> [Supplied information]
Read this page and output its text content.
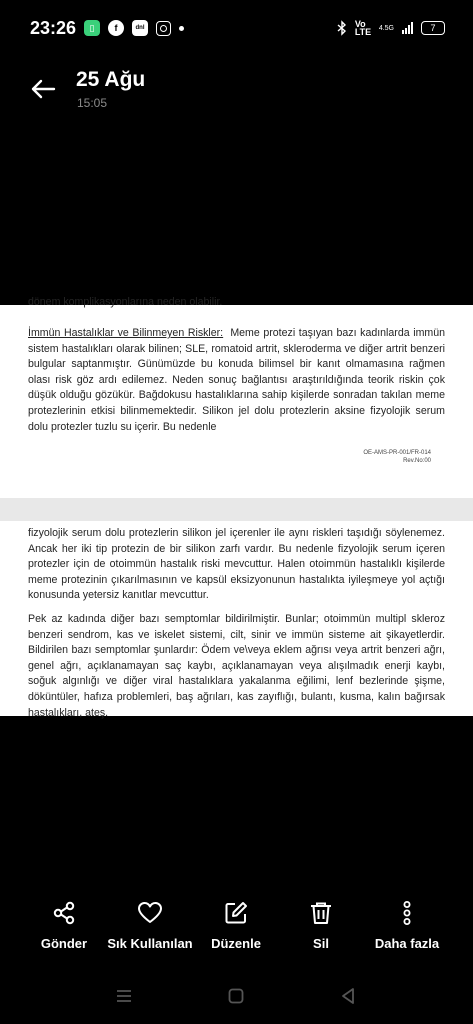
23:26	▯	f	dnl	Vo LTE 4.5G	7
25 Ağu
15:05
dönem komplikasyonlarına neden olabilir.
İmmün Hastalıklar ve Bilinmeyen Riskler: Meme protezi taşıyan bazı kadınlarda immün sistem hastalıkları olarak bilinen; SLE, romatoid artrit, skleroderma ve diğer artrit benzeri bulgular saptanmıştır. Günümüzde bu konuda bilimsel bir kanıt olmamasına rağmen olası risk göz ardı edilemez. Neden sonuç bağlantısı araştırıldığında teorik riskin çok düşük olduğu gözükür. Bağdokusu hastalıklarına sahip kişilerde sonradan takılan meme protezlerinin etkisi bilinmemektedir. Silikon jel dolu protezlerin aksine fizyolojik serum dolu protezler tuzlu su içerir. Bu nedenle
OE-AMS-PR-001/FR-014
Rev.No:00
fizyolojik serum dolu protezlerin silikon jel içerenler ile aynı riskleri taşıdığı söylenemez. Ancak her iki tip protezin de bir silikon zarfı vardır. Bu nedenle fizyolojik serum içeren protezler için de otoimmün hastalık riski mevcuttur. Halen otoimmün hastalıklı kişilerde meme protezinin çıkarılmasının ve kapsül eksizyonunun hastalıkta iyileşmeye yol açtığı konusunda yetersiz kanıtlar mevcuttur.
Pek az kadında diğer bazı semptomlar bildirilmiştir. Bunlar; otoimmün multipl skleroz benzeri sendrom, kas ve iskelet sistemi, cilt, sinir ve immün sisteme ait şikayetlerdir. Bildirilen bazı semptomlar şunlardır: Ödem ve\veya eklem ağrısı veya artrit benzeri ağrı, genel ağrı, açıklanamayan saç kaybı, açıklanamayan veya alışılmadık enerji kaybı, soğuk algınlığı ve diğer viral hastalıklara yakalanma eğilimi, lenf bezlerinde şişme, döküntüler, hafıza problemleri, baş ağrıları, kas zayıflığı, bulantı, kusma, kalın bağırsak hastalıkları, ateş.
Gönder Sık Kullanılan Düzenle	Sil	Daha fazla
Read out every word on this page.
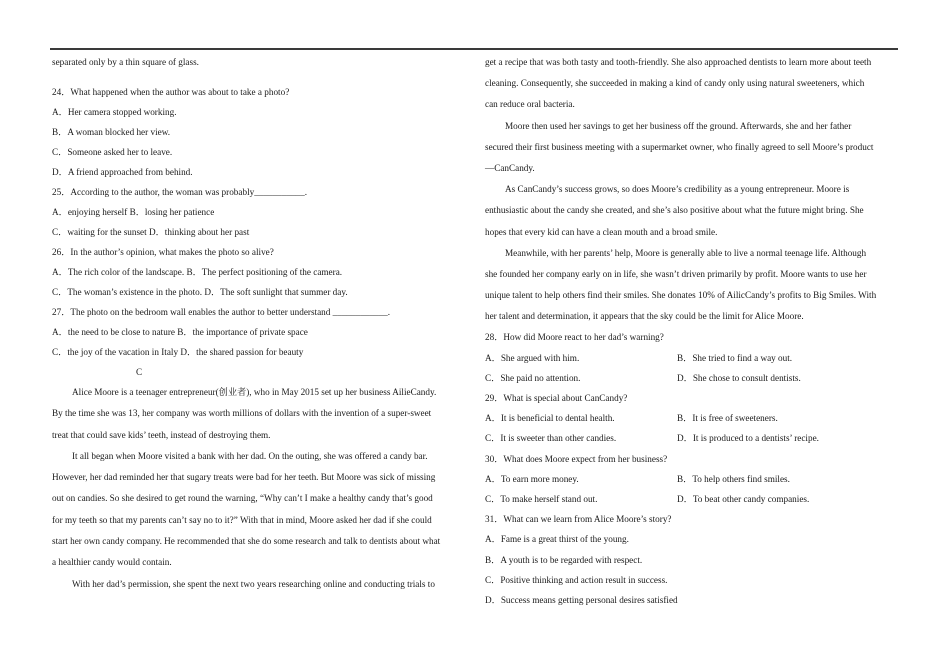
separated only by a thin square of glass.
24．What happened when the author was about to take a photo?
A．Her camera stopped working.
B．A woman blocked her view.
C．Someone asked her to leave.
D．A friend approached from behind.
25．According to the author, the woman was probably___________.
A．enjoying herself B．losing her patience
C．waiting for the sunset D．thinking about her past
26．In the author’s opinion, what makes the photo so alive?
A．The rich color of the landscape. B．The perfect positioning of the camera.
C．The woman’s existence in the photo. D．The soft sunlight that summer day.
27．The photo on the bedroom wall enables the author to better understand ____________.
A．the need to be close to nature B．the importance of private space
C．the joy of the vacation in Italy D．the shared passion for beauty
C
Alice Moore is a teenager entrepreneur(创业者), who in May 2015 set up her business AilieCandy.
By the time she was 13, her company was worth millions of dollars with the invention of a super-sweet
treat that could save kids’ teeth, instead of destroying them.
It all began when Moore visited a bank with her dad. On the outing, she was offered a candy bar.
However, her dad reminded her that sugary treats were bad for her teeth. But Moore was sick of missing
out on candies. So she desired to get round the warning, “Why can’t I make a healthy candy that’s good
for my teeth so that my parents can’t say no to it?” With that in mind, Moore asked her dad if she could
start her own candy company. He recommended that she do some research and talk to dentists about what
a healthier candy would contain.
With her dad’s permission, she spent the next two years researching online and conducting trials to
get a recipe that was both tasty and tooth-friendly. She also approached dentists to learn more about teeth
cleaning. Consequently, she succeeded in making a kind of candy only using natural sweeteners, which
can reduce oral bacteria.
Moore then used her savings to get her business off the ground. Afterwards, she and her father
secured their first business meeting with a supermarket owner, who finally agreed to sell Moore’s product
—CanCandy.
As CanCandy’s success grows, so does Moore’s credibility as a young entrepreneur. Moore is
enthusiastic about the candy she created, and she’s also positive about what the future might bring. She
hopes that every kid can have a clean mouth and a broad smile.
Meanwhile, with her parents’ help, Moore is generally able to live a normal teenage life. Although
she founded her company early on in life, she wasn’t driven primarily by profit. Moore wants to use her
unique talent to help others find their smiles. She donates 10% of AilicCandy’s profits to Big Smiles. With
her talent and determination, it appears that the sky could be the limit for Alice Moore.
28．How did Moore react to her dad’s warning?
A．She argued with him.	B．She tried to find a way out.
C．She paid no attention.	D．She chose to consult dentists.
29．What is special about CanCandy?
A．It is beneficial to dental health.	B．It is free of sweeteners.
C．It is sweeter than other candies.	D．It is produced to a dentists’ recipe.
30．What does Moore expect from her business?
A．To earn more money.	B．To help others find smiles.
C．To make herself stand out.	D．To beat other candy companies.
31．What can we learn from Alice Moore’s story?
A．Fame is a great thirst of the young.
B．A youth is to be regarded with respect.
C．Positive thinking and action result in success.
D．Success means getting personal desires satisfied
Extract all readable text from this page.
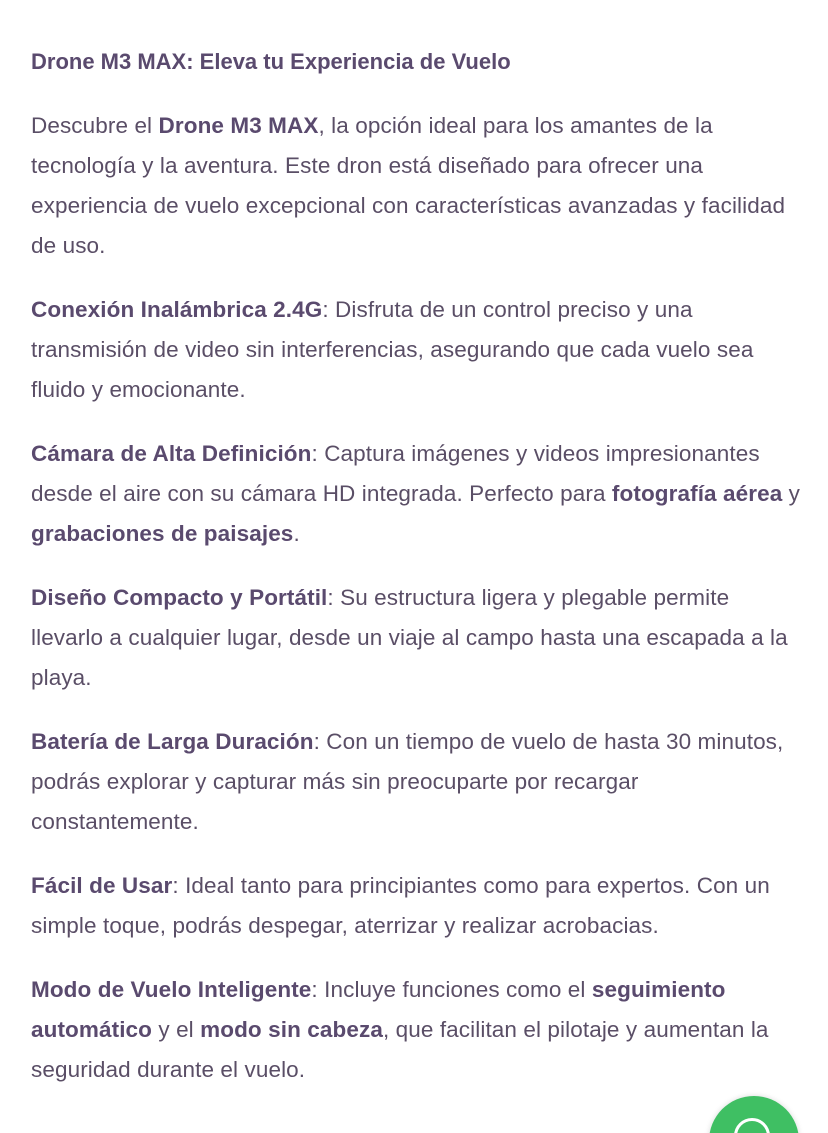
Drone M3 MAX: Eleva tu Experiencia de Vuelo

Descubre el Drone M3 MAX, la opción ideal para los amantes de la tecnología y la aventura. Este dron está diseñado para ofrecer una experiencia de vuelo excepcional con características avanzadas y facilidad de uso.

Conexión Inalámbrica 2.4G: Disfruta de un control preciso y una transmisión de video sin interferencias, asegurando que cada vuelo sea fluido y emocionante.

Cámara de Alta Definición: Captura imágenes y videos impresionantes desde el aire con su cámara HD integrada. Perfecto para fotografía aérea y grabaciones de paisajes.

Diseño Compacto y Portátil: Su estructura ligera y plegable permite llevarlo a cualquier lugar, desde un viaje al campo hasta una escapada a la playa.

Batería de Larga Duración: Con un tiempo de vuelo de hasta 30 minutos, podrás explorar y capturar más sin preocuparte por recargar constantemente.

Fácil de Usar: Ideal tanto para principiantes como para expertos. Con un simple toque, podrás despegar, aterrizar y realizar acrobacias.

Modo de Vuelo Inteligente: Incluye funciones como el seguimiento automático y el modo sin cabeza, que facilitan el pilotaje y aumentan la seguridad durante el vuelo.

> [Exercise brief]
Please output all of the data exactly as given, omitting any images it holds.

> [Solution to this exercise]
Read this page and output its text content.
23:26	▯	f	dnl	Vo LTE 4.5G	7
25 Ağu
15:05
dönem komplikasyonlarına neden olabilir.
İmmün Hastalıklar ve Bilinmeyen Riskler: Meme protezi taşıyan bazı kadınlarda immün sistem hastalıkları olarak bilinen; SLE, romatoid artrit, skleroderma ve diğer artrit benzeri bulgular saptanmıştır. Günümüzde bu konuda bilimsel bir kanıt olmamasına rağmen olası risk göz ardı edilemez. Neden sonuç bağlantısı araştırıldığında teorik riskin çok düşük olduğu gözükür. Bağdokusu hastalıklarına sahip kişilerde sonradan takılan meme protezlerinin etkisi bilinmemektedir. Silikon jel dolu protezlerin aksine fizyolojik serum dolu protezler tuzlu su içerir. Bu nedenle
OE-AMS-PR-001/FR-014
Rev.No:00
fizyolojik serum dolu protezlerin silikon jel içerenler ile aynı riskleri taşıdığı söylenemez. Ancak her iki tip protezin de bir silikon zarfı vardır. Bu nedenle fizyolojik serum içeren protezler için de otoimmün hastalık riski mevcuttur. Halen otoimmün hastalıklı kişilerde meme protezinin çıkarılmasının ve kapsül eksizyonunun hastalıkta iyileşmeye yol açtığı konusunda yetersiz kanıtlar mevcuttur.
Pek az kadında diğer bazı semptomlar bildirilmiştir. Bunlar; otoimmün multipl skleroz benzeri sendrom, kas ve iskelet sistemi, cilt, sinir ve immün sisteme ait şikayetlerdir. Bildirilen bazı semptomlar şunlardır: Ödem ve\veya eklem ağrısı veya artrit benzeri ağrı, genel ağrı, açıklanamayan saç kaybı, açıklanamayan veya alışılmadık enerji kaybı, soğuk algınlığı ve diğer viral hastalıklara yakalanma eğilimi, lenf bezlerinde şişme, döküntüler, hafıza problemleri, baş ağrıları, kas zayıflığı, bulantı, kusma, kalın bağırsak hastalıkları, ateş.
Gönder Sık Kullanılan Düzenle	Sil	Daha fazla
Read out every word on this page.
separated only by a thin square of glass.
24．What happened when the author was about to take a photo?
A．Her camera stopped working.
B．A woman blocked her view.
C．Someone asked her to leave.
D．A friend approached from behind.
25．According to the author, the woman was probably___________.
A．enjoying herself B．losing her patience
C．waiting for the sunset D．thinking about her past
26．In the author’s opinion, what makes the photo so alive?
A．The rich color of the landscape. B．The perfect positioning of the camera.
C．The woman’s existence in the photo. D．The soft sunlight that summer day.
27．The photo on the bedroom wall enables the author to better understand ____________.
A．the need to be close to nature B．the importance of private space
C．the joy of the vacation in Italy D．the shared passion for beauty
C
Alice Moore is a teenager entrepreneur(创业者), who in May 2015 set up her business AilieCandy.
By the time she was 13, her company was worth millions of dollars with the invention of a super-sweet
treat that could save kids’ teeth, instead of destroying them.
It all began when Moore visited a bank with her dad. On the outing, she was offered a candy bar.
However, her dad reminded her that sugary treats were bad for her teeth. But Moore was sick of missing
out on candies. So she desired to get round the warning, “Why can’t I make a healthy candy that’s good
for my teeth so that my parents can’t say no to it?” With that in mind, Moore asked her dad if she could
start her own candy company. He recommended that she do some research and talk to dentists about what
a healthier candy would contain.
With her dad’s permission, she spent the next two years researching online and conducting trials to
get a recipe that was both tasty and tooth-friendly. She also approached dentists to learn more about teeth
cleaning. Consequently, she succeeded in making a kind of candy only using natural sweeteners, which
can reduce oral bacteria.
Moore then used her savings to get her business off the ground. Afterwards, she and her father
secured their first business meeting with a supermarket owner, who finally agreed to sell Moore’s product
—CanCandy.
As CanCandy’s success grows, so does Moore’s credibility as a young entrepreneur. Moore is
enthusiastic about the candy she created, and she’s also positive about what the future might bring. She
hopes that every kid can have a clean mouth and a broad smile.
Meanwhile, with her parents’ help, Moore is generally able to live a normal teenage life. Although
she founded her company early on in life, she wasn’t driven primarily by profit. Moore wants to use her
unique talent to help others find their smiles. She donates 10% of AilicCandy’s profits to Big Smiles. With
her talent and determination, it appears that the sky could be the limit for Alice Moore.
28．How did Moore react to her dad’s warning?
A．She argued with him.	B．She tried to find a way out.
C．She paid no attention.	D．She chose to consult dentists.
29．What is special about CanCandy?
A．It is beneficial to dental health.	B．It is free of sweeteners.
C．It is sweeter than other candies.	D．It is produced to a dentists’ recipe.
30．What does Moore expect from her business?
A．To earn more money.	B．To help others find smiles.
C．To make herself stand out.	D．To beat other candy companies.
31．What can we learn from Alice Moore’s story?
A．Fame is a great thirst of the young.
B．A youth is to be regarded with respect.
C．Positive thinking and action result in success.
D．Success means getting personal desires satisfied
Extract all readable text from this page.
Drone M3 MAX: Eleva tu Experiencia de Vuelo

Descubre el Drone M3 MAX, la opción ideal para los amantes de la tecnología y la aventura. Este dron está diseñado para ofrecer una experiencia de vuelo excepcional con características avanzadas y facilidad de uso.

Conexión Inalámbrica 2.4G: Disfruta de un control preciso y una transmisión de video sin interferencias, asegurando que cada vuelo sea fluido y emocionante.

Cámara de Alta Definición: Captura imágenes y videos impresionantes desde el aire con su cámara HD integrada. Perfecto para fotografía aérea y grabaciones de paisajes.

Diseño Compacto y Portátil: Su estructura ligera y plegable permite llevarlo a cualquier lugar, desde un viaje al campo hasta una escapada a la playa.

Batería de Larga Duración: Con un tiempo de vuelo de hasta 30 minutos, podrás explorar y capturar más sin preocuparte por recargar constantemente.

Fácil de Usar: Ideal tanto para principiantes como para expertos. Con un simple toque, podrás despegar, aterrizar y realizar acrobacias.

Modo de Vuelo Inteligente: Incluye funciones como el seguimiento automático y el modo sin cabeza, que facilitan el pilotaje y aumentan la seguridad durante el vuelo.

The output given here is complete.